» Aim
Exclude images, then output the remaining data verbatim.
━━━━━━━━━━
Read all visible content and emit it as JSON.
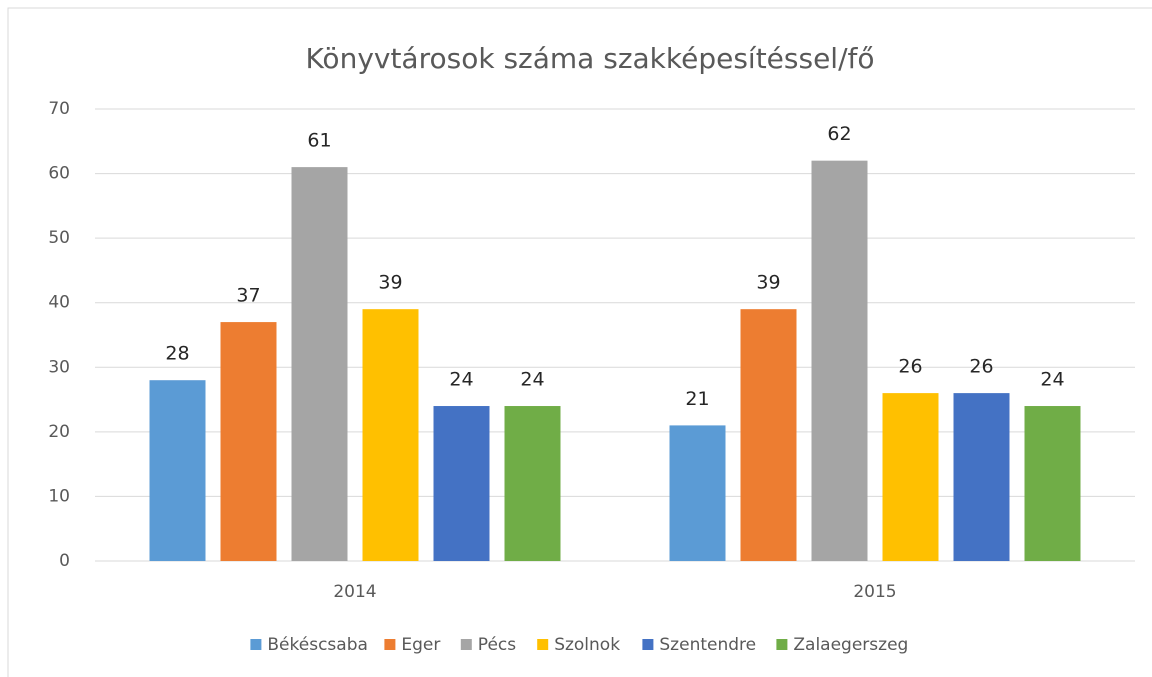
{
  "chart_data": {
    "type": "bar",
    "title": "Könyvtárosok száma szakképesítéssel/fő",
    "categories": [
      "2014",
      "2015"
    ],
    "series": [
      {
        "name": "Békéscsaba",
        "color": "#5b9bd5",
        "values": [
          28,
          21
        ]
      },
      {
        "name": "Eger",
        "color": "#ed7d31",
        "values": [
          37,
          39
        ]
      },
      {
        "name": "Pécs",
        "color": "#a5a5a5",
        "values": [
          61,
          62
        ]
      },
      {
        "name": "Szolnok",
        "color": "#ffc000",
        "values": [
          39,
          26
        ]
      },
      {
        "name": "Szentendre",
        "color": "#4472c4",
        "values": [
          24,
          26
        ]
      },
      {
        "name": "Zalaegerszeg",
        "color": "#70ad47",
        "values": [
          24,
          24
        ]
      }
    ],
    "ylim": [
      0,
      70
    ],
    "yticks": [
      0,
      10,
      20,
      30,
      40,
      50,
      60,
      70
    ],
    "grid": true,
    "legend": "bottom"
  }
}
━━━━━━━━━━
» Answer in full
Read all visible content and emit it as JSON.
{
  "chart_data": {
    "type": "bar",
    "title": "Könyvtárosok száma szakképesítéssel/fő",
    "categories": [
      "2014",
      "2015"
    ],
    "series": [
      {
        "name": "Békéscsaba",
        "color": "#5b9bd5",
        "values": [
          28,
          21
        ]
      },
      {
        "name": "Eger",
        "color": "#ed7d31",
        "values": [
          37,
          39
        ]
      },
      {
        "name": "Pécs",
        "color": "#a5a5a5",
        "values": [
          61,
          62
        ]
      },
      {
        "name": "Szolnok",
        "color": "#ffc000",
        "values": [
          39,
          26
        ]
      },
      {
        "name": "Szentendre",
        "color": "#4472c4",
        "values": [
          24,
          26
        ]
      },
      {
        "name": "Zalaegerszeg",
        "color": "#70ad47",
        "values": [
          24,
          24
        ]
      }
    ],
    "ylim": [
      0,
      70
    ],
    "yticks": [
      0,
      10,
      20,
      30,
      40,
      50,
      60,
      70
    ],
    "grid": true,
    "legend": "bottom"
  }
}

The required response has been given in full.